» **Exercise details**:
Starting at the line that contains "Read this page and output its text content.", copy each line through the end of the listing below. Include both ends and output nothing more.

++++++++++++++++++++

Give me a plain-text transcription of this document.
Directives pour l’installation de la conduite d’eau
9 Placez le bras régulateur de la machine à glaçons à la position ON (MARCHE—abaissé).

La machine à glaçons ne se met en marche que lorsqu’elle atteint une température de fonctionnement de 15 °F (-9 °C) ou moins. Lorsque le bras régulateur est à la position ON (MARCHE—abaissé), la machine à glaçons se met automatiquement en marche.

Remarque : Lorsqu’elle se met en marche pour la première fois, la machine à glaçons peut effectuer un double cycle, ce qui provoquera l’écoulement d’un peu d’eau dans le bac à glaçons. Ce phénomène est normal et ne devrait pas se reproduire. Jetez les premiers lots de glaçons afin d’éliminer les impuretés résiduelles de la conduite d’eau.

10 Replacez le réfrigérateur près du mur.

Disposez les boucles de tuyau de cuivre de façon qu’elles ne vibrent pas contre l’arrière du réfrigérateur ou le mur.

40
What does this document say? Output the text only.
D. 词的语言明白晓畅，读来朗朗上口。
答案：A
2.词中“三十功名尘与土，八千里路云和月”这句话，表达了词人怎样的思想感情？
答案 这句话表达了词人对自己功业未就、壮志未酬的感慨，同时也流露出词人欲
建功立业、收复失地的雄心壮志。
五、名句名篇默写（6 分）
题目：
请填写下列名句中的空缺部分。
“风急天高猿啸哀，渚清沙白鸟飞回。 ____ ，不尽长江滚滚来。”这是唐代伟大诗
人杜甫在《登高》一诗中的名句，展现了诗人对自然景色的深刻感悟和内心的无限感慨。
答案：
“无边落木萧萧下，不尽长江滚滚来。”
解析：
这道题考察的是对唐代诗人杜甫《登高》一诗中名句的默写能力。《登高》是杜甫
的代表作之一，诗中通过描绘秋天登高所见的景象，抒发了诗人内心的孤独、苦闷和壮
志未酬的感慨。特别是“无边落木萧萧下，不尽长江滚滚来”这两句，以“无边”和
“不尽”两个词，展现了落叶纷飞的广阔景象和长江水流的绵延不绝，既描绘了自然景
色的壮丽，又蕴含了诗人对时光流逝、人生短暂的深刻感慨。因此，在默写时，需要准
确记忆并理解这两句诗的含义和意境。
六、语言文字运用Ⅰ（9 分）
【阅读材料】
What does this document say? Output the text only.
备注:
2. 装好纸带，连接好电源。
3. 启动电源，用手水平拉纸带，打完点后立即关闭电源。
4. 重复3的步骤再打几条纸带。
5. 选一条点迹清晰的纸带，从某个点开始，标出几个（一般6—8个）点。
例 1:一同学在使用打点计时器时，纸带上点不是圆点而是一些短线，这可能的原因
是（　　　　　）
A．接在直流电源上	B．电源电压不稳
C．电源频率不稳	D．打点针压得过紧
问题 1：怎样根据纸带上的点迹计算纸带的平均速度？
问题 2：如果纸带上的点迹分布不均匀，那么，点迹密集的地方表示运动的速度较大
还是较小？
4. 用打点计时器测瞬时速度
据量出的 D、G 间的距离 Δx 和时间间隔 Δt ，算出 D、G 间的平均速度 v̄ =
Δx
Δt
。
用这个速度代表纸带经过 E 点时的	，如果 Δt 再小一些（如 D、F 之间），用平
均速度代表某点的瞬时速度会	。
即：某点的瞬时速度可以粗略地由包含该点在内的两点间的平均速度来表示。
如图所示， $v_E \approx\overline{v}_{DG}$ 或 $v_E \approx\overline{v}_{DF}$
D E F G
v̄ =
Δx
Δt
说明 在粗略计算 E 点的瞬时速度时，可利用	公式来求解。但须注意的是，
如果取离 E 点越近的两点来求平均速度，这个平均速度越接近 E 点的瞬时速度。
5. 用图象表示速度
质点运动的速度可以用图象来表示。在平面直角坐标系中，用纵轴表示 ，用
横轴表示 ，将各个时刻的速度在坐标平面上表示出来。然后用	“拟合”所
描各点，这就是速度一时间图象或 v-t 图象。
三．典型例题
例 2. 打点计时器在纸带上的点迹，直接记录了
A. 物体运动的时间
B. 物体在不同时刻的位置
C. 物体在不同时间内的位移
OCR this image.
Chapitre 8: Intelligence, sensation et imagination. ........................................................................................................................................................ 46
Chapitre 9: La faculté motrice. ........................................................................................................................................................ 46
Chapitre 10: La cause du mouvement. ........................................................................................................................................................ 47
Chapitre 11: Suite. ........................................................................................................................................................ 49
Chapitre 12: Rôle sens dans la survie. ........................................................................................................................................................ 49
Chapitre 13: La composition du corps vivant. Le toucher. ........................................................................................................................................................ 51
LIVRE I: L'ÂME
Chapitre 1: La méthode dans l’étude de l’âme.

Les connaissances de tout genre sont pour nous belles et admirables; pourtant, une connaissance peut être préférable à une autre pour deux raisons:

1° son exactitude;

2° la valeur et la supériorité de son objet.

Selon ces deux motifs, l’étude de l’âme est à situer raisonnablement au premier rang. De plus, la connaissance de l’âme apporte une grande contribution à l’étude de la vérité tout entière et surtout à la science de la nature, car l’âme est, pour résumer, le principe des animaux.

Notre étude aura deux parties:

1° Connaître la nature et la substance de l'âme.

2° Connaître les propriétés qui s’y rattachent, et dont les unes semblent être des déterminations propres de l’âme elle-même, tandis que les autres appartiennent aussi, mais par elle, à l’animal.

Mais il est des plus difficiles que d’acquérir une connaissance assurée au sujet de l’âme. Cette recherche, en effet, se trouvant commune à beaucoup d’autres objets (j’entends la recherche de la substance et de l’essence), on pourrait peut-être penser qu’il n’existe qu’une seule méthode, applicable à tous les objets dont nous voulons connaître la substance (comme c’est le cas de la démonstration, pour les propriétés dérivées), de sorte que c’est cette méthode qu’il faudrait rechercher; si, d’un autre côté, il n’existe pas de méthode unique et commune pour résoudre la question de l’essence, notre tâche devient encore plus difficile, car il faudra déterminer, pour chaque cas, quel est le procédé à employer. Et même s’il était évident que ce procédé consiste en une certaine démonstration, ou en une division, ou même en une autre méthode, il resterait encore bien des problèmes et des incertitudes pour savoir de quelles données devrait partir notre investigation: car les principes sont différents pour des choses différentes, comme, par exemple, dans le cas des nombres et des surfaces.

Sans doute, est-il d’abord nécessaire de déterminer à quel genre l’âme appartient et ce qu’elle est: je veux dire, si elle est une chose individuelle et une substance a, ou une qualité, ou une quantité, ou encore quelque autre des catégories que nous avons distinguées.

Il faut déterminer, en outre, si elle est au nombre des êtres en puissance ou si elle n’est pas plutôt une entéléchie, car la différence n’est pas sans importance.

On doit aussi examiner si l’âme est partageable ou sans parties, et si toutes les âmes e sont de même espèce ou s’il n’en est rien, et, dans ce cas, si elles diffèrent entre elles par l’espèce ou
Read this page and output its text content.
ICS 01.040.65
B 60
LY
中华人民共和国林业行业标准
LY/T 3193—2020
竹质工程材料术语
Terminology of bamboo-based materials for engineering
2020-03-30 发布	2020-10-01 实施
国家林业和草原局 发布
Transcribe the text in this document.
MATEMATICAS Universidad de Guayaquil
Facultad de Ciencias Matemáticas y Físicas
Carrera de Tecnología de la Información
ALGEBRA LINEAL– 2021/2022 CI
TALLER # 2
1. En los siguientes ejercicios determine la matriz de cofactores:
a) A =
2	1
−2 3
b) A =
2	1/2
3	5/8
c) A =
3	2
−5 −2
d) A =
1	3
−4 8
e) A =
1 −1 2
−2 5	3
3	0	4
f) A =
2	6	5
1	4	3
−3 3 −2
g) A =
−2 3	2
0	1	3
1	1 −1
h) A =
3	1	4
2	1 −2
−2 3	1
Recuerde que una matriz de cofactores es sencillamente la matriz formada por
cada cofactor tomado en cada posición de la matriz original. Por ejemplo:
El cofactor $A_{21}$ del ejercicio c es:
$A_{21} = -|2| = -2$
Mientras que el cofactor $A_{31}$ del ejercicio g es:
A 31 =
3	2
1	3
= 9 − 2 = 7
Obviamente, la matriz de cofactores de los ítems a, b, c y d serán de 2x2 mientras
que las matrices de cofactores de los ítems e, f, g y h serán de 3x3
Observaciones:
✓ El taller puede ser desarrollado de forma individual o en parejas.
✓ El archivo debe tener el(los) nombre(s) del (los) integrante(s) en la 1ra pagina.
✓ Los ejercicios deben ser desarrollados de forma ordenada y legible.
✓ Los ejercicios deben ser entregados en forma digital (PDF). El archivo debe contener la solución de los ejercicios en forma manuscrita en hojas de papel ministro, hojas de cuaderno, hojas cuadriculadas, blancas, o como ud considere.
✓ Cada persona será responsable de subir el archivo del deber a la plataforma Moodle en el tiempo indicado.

++++++++++++++++++++

» **Solution for this problem**:
Read this page and output its text content.
ICS 01.040.65
B 60
LY
中华人民共和国林业行业标准
LY/T 3193—2020
竹质工程材料术语
Terminology of bamboo-based materials for engineering
2020-03-30 发布	2020-10-01 实施
国家林业和草原局 发布
Transcribe the text in this document.
MATEMATICAS Universidad de Guayaquil
Facultad de Ciencias Matemáticas y Físicas
Carrera de Tecnología de la Información
ALGEBRA LINEAL– 2021/2022 CI
TALLER # 2
1. En los siguientes ejercicios determine la matriz de cofactores:
a) A =
2	1
−2 3
b) A =
2	1/2
3	5/8
c) A =
3	2
−5 −2
d) A =
1	3
−4 8
e) A =
1 −1 2
−2 5	3
3	0	4
f) A =
2	6	5
1	4	3
−3 3 −2
g) A =
−2 3	2
0	1	3
1	1 −1
h) A =
3	1	4
2	1 −2
−2 3	1
Recuerde que una matriz de cofactores es sencillamente la matriz formada por
cada cofactor tomado en cada posición de la matriz original. Por ejemplo:
El cofactor $A_{21}$ del ejercicio c es:
$A_{21} = -|2| = -2$
Mientras que el cofactor $A_{31}$ del ejercicio g es:
A 31 =
3	2
1	3
= 9 − 2 = 7
Obviamente, la matriz de cofactores de los ítems a, b, c y d serán de 2x2 mientras
que las matrices de cofactores de los ítems e, f, g y h serán de 3x3
Observaciones:
✓ El taller puede ser desarrollado de forma individual o en parejas.
✓ El archivo debe tener el(los) nombre(s) del (los) integrante(s) en la 1ra pagina.
✓ Los ejercicios deben ser desarrollados de forma ordenada y legible.
✓ Los ejercicios deben ser entregados en forma digital (PDF). El archivo debe contener la solución de los ejercicios en forma manuscrita en hojas de papel ministro, hojas de cuaderno, hojas cuadriculadas, blancas, o como ud considere.
✓ Cada persona será responsable de subir el archivo del deber a la plataforma Moodle en el tiempo indicado.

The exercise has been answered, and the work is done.